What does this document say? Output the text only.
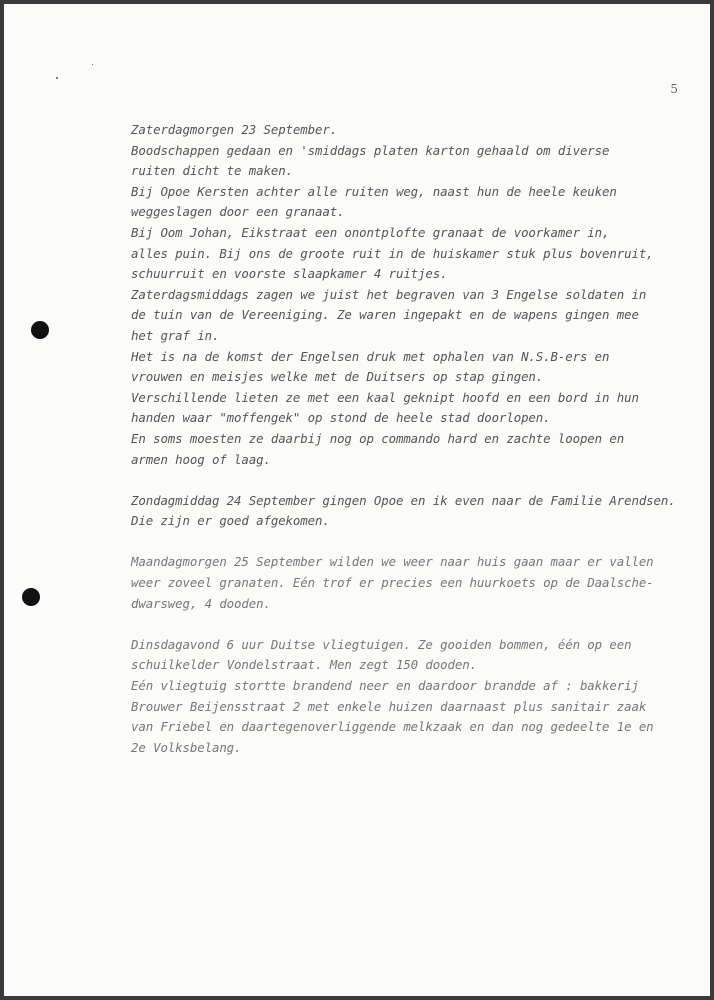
5
Zaterdagmorgen 23 September.
Boodschappen gedaan en 'smiddags platen karton gehaald om diverse
ruiten dicht te maken.
Bij Opoe Kersten achter alle ruiten weg, naast hun de heele keuken
weggeslagen door een granaat.
Bij Oom Johan, Eikstraat een onontplofte granaat de voorkamer in,
alles puin. Bij ons de groote ruit in de huiskamer stuk plus bovenruit,
schuurruit en voorste slaapkamer 4 ruitjes.
Zaterdagsmiddags zagen we juist het begraven van 3 Engelse soldaten in
de tuin van de Vereeniging. Ze waren ingepakt en de wapens gingen mee
het graf in.
Het is na de komst der Engelsen druk met ophalen van N.S.B-ers en
vrouwen en meisjes welke met de Duitsers op stap gingen.
Verschillende lieten ze met een kaal geknipt hoofd en een bord in hun
handen waar "moffengek" op stond de heele stad doorlopen.
En soms moesten ze daarbij nog op commando hard en zachte loopen en
armen hoog of laag.
Zondagmiddag 24 September gingen Opoe en ik even naar de Familie Arendsen.
Die zijn er goed afgekomen.
Maandagmorgen 25 September wilden we weer naar huis gaan maar er vallen
weer zoveel granaten. Eén trof er precies een huurkoets op de Daalsche-
dwarsweg, 4 dooden.
Dinsdagavond 6 uur Duitse vliegtuigen. Ze gooiden bommen, één op een
schuilkelder Vondelstraat. Men zegt 150 dooden.
Eén vliegtuig stortte brandend neer en daardoor brandde af : bakkerij
Brouwer Beijensstraat 2 met enkele huizen daarnaast plus sanitair zaak
van Friebel en daartegenoverliggende melkzaak en dan nog gedeelte 1e en
2e Volksbelang.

***

- Directions for this task: From the data above, copy each line where the string "September" appears.

- Task result:
Zaterdagmorgen 23 September.
Zondagmiddag 24 September gingen Opoe en ik even naar de Familie Arendsen.
Maandagmorgen 25 September wilden we weer naar huis gaan maar er vallen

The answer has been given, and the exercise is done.